» Task brief: Gather all lines with "type" from the records.

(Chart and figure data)

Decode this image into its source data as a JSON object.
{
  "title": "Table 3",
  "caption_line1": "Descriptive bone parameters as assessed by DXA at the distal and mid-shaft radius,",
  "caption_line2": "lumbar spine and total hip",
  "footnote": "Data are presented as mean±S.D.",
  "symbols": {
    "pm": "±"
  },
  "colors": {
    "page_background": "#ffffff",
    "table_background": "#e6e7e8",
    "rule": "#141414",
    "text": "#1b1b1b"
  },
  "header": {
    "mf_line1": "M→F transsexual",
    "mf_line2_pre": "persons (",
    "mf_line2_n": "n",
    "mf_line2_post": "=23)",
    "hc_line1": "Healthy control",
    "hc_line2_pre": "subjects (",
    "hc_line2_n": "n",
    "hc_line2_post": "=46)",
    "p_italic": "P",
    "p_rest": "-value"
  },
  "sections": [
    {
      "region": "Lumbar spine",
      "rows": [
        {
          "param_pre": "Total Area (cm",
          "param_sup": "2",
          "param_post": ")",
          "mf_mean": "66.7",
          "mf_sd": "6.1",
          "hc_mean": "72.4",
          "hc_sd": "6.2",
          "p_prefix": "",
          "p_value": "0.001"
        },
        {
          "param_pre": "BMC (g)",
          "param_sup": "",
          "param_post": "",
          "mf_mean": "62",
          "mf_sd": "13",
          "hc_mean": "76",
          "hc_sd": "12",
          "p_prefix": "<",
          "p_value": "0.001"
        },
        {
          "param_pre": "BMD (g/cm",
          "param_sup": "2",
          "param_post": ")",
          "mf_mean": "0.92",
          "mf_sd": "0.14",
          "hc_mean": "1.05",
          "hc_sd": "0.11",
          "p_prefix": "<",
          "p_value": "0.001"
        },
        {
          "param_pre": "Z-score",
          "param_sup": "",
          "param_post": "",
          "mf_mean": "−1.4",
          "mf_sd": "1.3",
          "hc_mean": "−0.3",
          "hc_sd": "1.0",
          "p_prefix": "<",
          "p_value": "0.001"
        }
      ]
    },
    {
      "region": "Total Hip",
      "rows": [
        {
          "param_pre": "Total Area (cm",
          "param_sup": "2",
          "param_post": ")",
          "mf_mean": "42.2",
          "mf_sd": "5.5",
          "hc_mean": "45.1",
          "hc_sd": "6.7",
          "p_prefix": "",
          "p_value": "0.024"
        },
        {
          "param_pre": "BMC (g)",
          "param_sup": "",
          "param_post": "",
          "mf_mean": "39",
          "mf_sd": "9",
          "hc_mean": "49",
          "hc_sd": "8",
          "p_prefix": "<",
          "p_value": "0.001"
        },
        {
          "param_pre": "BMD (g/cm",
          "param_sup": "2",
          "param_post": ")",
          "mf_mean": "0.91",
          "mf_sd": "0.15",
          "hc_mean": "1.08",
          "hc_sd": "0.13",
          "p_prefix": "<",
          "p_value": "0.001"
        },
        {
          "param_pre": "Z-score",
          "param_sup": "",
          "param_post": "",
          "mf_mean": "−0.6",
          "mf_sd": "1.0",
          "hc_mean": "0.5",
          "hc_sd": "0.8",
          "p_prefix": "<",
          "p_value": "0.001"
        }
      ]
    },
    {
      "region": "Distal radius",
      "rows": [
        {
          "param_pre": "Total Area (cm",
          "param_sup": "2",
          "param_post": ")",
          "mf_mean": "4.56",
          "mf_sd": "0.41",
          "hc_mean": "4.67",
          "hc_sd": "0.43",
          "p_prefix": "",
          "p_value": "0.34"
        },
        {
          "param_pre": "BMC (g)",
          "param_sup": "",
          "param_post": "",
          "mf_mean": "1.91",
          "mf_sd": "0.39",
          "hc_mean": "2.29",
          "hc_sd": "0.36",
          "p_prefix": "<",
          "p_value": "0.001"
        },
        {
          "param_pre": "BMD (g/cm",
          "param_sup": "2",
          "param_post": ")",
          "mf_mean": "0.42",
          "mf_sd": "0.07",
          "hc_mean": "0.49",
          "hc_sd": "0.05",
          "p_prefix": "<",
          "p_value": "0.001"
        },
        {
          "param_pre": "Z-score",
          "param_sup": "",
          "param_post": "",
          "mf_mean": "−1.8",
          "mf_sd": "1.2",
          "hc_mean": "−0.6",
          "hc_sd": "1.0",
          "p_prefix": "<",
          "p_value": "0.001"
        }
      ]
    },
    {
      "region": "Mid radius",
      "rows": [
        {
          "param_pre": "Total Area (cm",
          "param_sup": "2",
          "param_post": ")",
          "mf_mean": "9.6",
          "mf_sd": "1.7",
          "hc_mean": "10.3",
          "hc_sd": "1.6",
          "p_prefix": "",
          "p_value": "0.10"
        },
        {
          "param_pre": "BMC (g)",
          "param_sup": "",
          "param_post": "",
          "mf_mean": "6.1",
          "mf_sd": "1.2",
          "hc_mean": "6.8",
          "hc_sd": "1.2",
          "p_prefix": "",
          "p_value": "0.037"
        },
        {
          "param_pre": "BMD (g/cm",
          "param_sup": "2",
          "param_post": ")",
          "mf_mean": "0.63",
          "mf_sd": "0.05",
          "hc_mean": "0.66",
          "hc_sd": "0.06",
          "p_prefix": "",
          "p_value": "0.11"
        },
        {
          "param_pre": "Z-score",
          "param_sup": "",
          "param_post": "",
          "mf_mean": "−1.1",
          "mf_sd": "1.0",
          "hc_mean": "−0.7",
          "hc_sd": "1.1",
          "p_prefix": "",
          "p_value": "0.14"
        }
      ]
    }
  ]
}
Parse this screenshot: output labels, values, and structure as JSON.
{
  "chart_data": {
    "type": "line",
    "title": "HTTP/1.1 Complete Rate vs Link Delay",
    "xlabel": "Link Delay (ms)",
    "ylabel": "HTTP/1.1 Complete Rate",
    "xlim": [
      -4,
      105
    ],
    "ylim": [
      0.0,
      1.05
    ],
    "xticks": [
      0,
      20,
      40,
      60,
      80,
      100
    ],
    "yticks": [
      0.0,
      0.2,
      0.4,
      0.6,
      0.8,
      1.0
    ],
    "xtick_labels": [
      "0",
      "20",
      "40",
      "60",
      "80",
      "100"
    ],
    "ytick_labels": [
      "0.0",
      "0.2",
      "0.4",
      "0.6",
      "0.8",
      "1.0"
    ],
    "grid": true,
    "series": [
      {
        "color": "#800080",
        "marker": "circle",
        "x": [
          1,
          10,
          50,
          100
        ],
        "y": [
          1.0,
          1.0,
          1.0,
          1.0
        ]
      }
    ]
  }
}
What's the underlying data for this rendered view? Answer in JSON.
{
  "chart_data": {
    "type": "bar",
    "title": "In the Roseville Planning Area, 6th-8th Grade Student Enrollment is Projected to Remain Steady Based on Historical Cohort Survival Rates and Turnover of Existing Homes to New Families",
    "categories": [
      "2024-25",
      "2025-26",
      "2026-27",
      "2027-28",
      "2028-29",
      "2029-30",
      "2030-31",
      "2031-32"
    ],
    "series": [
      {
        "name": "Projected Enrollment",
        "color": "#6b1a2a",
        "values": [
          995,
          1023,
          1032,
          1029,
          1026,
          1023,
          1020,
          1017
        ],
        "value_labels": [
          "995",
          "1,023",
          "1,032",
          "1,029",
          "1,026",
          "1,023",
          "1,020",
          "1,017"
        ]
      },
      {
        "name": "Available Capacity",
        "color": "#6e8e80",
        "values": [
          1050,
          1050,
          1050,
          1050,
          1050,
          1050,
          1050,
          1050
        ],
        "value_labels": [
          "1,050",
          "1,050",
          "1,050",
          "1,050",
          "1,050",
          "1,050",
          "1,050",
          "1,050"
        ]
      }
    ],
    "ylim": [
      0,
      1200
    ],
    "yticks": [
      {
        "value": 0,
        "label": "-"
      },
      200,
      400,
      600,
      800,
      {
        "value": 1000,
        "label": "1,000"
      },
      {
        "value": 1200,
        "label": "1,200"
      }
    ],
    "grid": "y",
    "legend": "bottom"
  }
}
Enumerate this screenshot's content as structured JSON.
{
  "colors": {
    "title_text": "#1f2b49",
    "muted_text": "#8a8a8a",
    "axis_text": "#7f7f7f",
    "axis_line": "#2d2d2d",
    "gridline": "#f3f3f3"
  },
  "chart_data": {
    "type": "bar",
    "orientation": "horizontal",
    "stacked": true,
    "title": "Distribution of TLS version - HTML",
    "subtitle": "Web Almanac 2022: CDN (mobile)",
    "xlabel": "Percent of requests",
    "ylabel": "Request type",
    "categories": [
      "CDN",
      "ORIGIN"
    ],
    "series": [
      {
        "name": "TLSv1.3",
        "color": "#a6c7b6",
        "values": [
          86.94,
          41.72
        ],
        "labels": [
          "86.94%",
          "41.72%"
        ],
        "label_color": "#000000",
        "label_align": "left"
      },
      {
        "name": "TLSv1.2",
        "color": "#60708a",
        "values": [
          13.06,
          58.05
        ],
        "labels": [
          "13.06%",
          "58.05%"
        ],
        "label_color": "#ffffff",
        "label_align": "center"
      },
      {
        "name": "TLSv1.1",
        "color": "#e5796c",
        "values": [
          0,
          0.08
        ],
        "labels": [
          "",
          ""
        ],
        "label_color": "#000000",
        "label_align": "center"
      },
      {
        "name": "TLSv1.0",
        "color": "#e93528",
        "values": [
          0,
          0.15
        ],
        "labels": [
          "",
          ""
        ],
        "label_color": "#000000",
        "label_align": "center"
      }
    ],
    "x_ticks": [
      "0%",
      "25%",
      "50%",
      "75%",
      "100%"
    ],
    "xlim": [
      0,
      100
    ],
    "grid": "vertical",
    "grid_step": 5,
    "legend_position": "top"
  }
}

» Output:
    "type": "line",
    "type": "bar",
    "type": "bar",
    "ylabel": "Request type",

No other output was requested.